• WHAT THE TASK ASKS
Below is a block of records; repeat each one exactly.

Recorded data:
══════════

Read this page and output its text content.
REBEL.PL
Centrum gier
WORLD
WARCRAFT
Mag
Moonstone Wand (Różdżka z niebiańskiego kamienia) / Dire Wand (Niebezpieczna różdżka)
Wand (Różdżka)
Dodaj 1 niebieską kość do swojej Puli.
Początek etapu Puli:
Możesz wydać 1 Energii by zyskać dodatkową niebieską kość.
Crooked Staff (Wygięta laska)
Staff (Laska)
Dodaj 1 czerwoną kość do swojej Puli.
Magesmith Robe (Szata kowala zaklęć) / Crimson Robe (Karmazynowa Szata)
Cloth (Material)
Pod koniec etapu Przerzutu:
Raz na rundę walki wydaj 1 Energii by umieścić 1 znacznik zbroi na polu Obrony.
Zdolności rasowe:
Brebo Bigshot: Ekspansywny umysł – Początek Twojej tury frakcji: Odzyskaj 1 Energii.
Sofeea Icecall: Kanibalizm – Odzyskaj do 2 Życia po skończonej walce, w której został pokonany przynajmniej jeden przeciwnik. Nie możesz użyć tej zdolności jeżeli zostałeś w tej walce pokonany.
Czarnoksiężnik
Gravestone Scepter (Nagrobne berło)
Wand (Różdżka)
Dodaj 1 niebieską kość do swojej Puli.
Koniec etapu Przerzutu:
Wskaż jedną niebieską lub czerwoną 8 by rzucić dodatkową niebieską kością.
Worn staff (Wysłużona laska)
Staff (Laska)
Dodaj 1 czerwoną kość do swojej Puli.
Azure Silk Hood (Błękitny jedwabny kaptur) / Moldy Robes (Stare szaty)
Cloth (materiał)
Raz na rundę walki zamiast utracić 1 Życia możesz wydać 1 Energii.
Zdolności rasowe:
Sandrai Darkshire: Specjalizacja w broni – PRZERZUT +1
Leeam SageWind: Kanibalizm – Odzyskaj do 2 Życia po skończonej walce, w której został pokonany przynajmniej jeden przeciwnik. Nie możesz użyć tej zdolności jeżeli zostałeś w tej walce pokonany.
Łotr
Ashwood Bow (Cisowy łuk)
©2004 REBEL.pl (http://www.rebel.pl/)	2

══════════

• SOLUTION TO THIS TASK
Read this page and output its text content.
REBEL.PL
Centrum gier
WORLD
WARCRAFT
Mag
Moonstone Wand (Różdżka z niebiańskiego kamienia) / Dire Wand (Niebezpieczna różdżka)
Wand (Różdżka)
Dodaj 1 niebieską kość do swojej Puli.
Początek etapu Puli:
Możesz wydać 1 Energii by zyskać dodatkową niebieską kość.
Crooked Staff (Wygięta laska)
Staff (Laska)
Dodaj 1 czerwoną kość do swojej Puli.
Magesmith Robe (Szata kowala zaklęć) / Crimson Robe (Karmazynowa Szata)
Cloth (Material)
Pod koniec etapu Przerzutu:
Raz na rundę walki wydaj 1 Energii by umieścić 1 znacznik zbroi na polu Obrony.
Zdolności rasowe:
Brebo Bigshot: Ekspansywny umysł – Początek Twojej tury frakcji: Odzyskaj 1 Energii.
Sofeea Icecall: Kanibalizm – Odzyskaj do 2 Życia po skończonej walce, w której został pokonany przynajmniej jeden przeciwnik. Nie możesz użyć tej zdolności jeżeli zostałeś w tej walce pokonany.
Czarnoksiężnik
Gravestone Scepter (Nagrobne berło)
Wand (Różdżka)
Dodaj 1 niebieską kość do swojej Puli.
Koniec etapu Przerzutu:
Wskaż jedną niebieską lub czerwoną 8 by rzucić dodatkową niebieską kością.
Worn staff (Wysłużona laska)
Staff (Laska)
Dodaj 1 czerwoną kość do swojej Puli.
Azure Silk Hood (Błękitny jedwabny kaptur) / Moldy Robes (Stare szaty)
Cloth (materiał)
Raz na rundę walki zamiast utracić 1 Życia możesz wydać 1 Energii.
Zdolności rasowe:
Sandrai Darkshire: Specjalizacja w broni – PRZERZUT +1
Leeam SageWind: Kanibalizm – Odzyskaj do 2 Życia po skończonej walce, w której został pokonany przynajmniej jeden przeciwnik. Nie możesz użyć tej zdolności jeżeli zostałeś w tej walce pokonany.
Łotr
Ashwood Bow (Cisowy łuk)
©2004 REBEL.pl (http://www.rebel.pl/)	2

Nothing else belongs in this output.